OBJECTIVE:
Return all of the data exactly as given.

DATA EXTRACT:

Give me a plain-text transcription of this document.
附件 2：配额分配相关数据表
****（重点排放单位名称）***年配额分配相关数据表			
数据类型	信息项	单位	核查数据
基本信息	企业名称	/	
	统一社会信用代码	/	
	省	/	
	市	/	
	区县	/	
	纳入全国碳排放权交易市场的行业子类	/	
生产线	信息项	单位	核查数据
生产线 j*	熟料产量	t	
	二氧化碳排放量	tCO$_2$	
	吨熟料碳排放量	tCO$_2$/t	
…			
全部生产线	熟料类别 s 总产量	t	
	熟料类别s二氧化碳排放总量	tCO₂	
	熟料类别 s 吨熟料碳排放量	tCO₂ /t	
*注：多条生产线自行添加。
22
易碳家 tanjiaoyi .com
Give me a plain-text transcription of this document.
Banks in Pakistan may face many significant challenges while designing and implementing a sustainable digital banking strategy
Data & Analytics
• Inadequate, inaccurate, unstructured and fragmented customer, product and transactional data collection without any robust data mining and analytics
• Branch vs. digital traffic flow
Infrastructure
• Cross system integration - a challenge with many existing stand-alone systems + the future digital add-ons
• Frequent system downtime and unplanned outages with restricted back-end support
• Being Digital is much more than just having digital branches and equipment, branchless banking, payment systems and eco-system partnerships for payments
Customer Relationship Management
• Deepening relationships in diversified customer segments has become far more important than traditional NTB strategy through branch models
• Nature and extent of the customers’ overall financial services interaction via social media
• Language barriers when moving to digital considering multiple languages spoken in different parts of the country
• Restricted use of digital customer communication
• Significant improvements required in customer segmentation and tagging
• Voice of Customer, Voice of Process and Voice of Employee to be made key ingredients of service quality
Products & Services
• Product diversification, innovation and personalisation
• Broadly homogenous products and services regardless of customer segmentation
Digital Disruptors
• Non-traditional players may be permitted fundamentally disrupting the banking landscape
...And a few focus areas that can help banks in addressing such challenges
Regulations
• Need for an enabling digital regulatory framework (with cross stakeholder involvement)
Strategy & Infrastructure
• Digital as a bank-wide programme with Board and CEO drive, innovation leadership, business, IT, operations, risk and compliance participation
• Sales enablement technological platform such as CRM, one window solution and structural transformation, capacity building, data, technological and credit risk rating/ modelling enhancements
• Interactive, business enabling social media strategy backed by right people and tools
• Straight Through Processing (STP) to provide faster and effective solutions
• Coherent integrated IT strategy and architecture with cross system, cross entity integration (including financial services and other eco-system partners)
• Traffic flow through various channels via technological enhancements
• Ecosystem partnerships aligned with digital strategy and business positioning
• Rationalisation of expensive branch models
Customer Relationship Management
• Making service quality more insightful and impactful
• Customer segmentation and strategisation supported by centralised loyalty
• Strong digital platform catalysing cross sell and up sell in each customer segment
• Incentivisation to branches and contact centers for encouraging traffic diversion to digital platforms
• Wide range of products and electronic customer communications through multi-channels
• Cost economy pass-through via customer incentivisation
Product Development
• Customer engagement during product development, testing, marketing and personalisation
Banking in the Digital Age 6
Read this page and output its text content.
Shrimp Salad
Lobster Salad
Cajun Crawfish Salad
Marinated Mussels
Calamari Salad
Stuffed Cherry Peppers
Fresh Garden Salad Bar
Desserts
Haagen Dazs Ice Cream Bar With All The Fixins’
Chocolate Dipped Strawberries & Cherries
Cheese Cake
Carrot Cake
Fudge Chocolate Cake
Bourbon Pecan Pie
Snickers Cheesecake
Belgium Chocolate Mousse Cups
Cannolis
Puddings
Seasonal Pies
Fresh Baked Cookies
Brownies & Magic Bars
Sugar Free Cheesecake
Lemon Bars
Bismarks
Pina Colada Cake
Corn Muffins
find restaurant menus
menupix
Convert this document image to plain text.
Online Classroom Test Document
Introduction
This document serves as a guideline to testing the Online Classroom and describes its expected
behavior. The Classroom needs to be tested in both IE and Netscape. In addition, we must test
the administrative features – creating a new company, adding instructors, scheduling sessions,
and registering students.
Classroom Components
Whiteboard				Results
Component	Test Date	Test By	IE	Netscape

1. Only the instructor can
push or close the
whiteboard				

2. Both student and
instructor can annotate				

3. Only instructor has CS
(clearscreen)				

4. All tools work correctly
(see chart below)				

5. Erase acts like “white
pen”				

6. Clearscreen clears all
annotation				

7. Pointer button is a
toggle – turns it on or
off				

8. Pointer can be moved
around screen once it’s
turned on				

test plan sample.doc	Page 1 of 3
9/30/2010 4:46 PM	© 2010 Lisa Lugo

OUTPUT OF THE TASK:
Give me a plain-text transcription of this document.
附件 2：配额分配相关数据表
****（重点排放单位名称）***年配额分配相关数据表			
数据类型	信息项	单位	核查数据
基本信息	企业名称	/	
	统一社会信用代码	/	
	省	/	
	市	/	
	区县	/	
	纳入全国碳排放权交易市场的行业子类	/	
生产线	信息项	单位	核查数据
生产线 j*	熟料产量	t	
	二氧化碳排放量	tCO$_2$	
	吨熟料碳排放量	tCO$_2$/t	
…			
全部生产线	熟料类别 s 总产量	t	
	熟料类别s二氧化碳排放总量	tCO₂	
	熟料类别 s 吨熟料碳排放量	tCO₂ /t	
*注：多条生产线自行添加。
22
易碳家 tanjiaoyi .com
Give me a plain-text transcription of this document.
Banks in Pakistan may face many significant challenges while designing and implementing a sustainable digital banking strategy
Data & Analytics
• Inadequate, inaccurate, unstructured and fragmented customer, product and transactional data collection without any robust data mining and analytics
• Branch vs. digital traffic flow
Infrastructure
• Cross system integration - a challenge with many existing stand-alone systems + the future digital add-ons
• Frequent system downtime and unplanned outages with restricted back-end support
• Being Digital is much more than just having digital branches and equipment, branchless banking, payment systems and eco-system partnerships for payments
Customer Relationship Management
• Deepening relationships in diversified customer segments has become far more important than traditional NTB strategy through branch models
• Nature and extent of the customers’ overall financial services interaction via social media
• Language barriers when moving to digital considering multiple languages spoken in different parts of the country
• Restricted use of digital customer communication
• Significant improvements required in customer segmentation and tagging
• Voice of Customer, Voice of Process and Voice of Employee to be made key ingredients of service quality
Products & Services
• Product diversification, innovation and personalisation
• Broadly homogenous products and services regardless of customer segmentation
Digital Disruptors
• Non-traditional players may be permitted fundamentally disrupting the banking landscape
...And a few focus areas that can help banks in addressing such challenges
Regulations
• Need for an enabling digital regulatory framework (with cross stakeholder involvement)
Strategy & Infrastructure
• Digital as a bank-wide programme with Board and CEO drive, innovation leadership, business, IT, operations, risk and compliance participation
• Sales enablement technological platform such as CRM, one window solution and structural transformation, capacity building, data, technological and credit risk rating/ modelling enhancements
• Interactive, business enabling social media strategy backed by right people and tools
• Straight Through Processing (STP) to provide faster and effective solutions
• Coherent integrated IT strategy and architecture with cross system, cross entity integration (including financial services and other eco-system partners)
• Traffic flow through various channels via technological enhancements
• Ecosystem partnerships aligned with digital strategy and business positioning
• Rationalisation of expensive branch models
Customer Relationship Management
• Making service quality more insightful and impactful
• Customer segmentation and strategisation supported by centralised loyalty
• Strong digital platform catalysing cross sell and up sell in each customer segment
• Incentivisation to branches and contact centers for encouraging traffic diversion to digital platforms
• Wide range of products and electronic customer communications through multi-channels
• Cost economy pass-through via customer incentivisation
Product Development
• Customer engagement during product development, testing, marketing and personalisation
Banking in the Digital Age 6
Read this page and output its text content.
Shrimp Salad
Lobster Salad
Cajun Crawfish Salad
Marinated Mussels
Calamari Salad
Stuffed Cherry Peppers
Fresh Garden Salad Bar
Desserts
Haagen Dazs Ice Cream Bar With All The Fixins’
Chocolate Dipped Strawberries & Cherries
Cheese Cake
Carrot Cake
Fudge Chocolate Cake
Bourbon Pecan Pie
Snickers Cheesecake
Belgium Chocolate Mousse Cups
Cannolis
Puddings
Seasonal Pies
Fresh Baked Cookies
Brownies & Magic Bars
Sugar Free Cheesecake
Lemon Bars
Bismarks
Pina Colada Cake
Corn Muffins
find restaurant menus
menupix
Convert this document image to plain text.
Online Classroom Test Document
Introduction
This document serves as a guideline to testing the Online Classroom and describes its expected
behavior. The Classroom needs to be tested in both IE and Netscape. In addition, we must test
the administrative features – creating a new company, adding instructors, scheduling sessions,
and registering students.
Classroom Components
Whiteboard				Results
Component	Test Date	Test By	IE	Netscape

1. Only the instructor can
push or close the
whiteboard				

2. Both student and
instructor can annotate				

3. Only instructor has CS
(clearscreen)				

4. All tools work correctly
(see chart below)				

5. Erase acts like “white
pen”				

6. Clearscreen clears all
annotation				

7. Pointer button is a
toggle – turns it on or
off				

8. Pointer can be moved
around screen once it’s
turned on				

test plan sample.doc	Page 1 of 3
9/30/2010 4:46 PM	© 2010 Lisa Lugo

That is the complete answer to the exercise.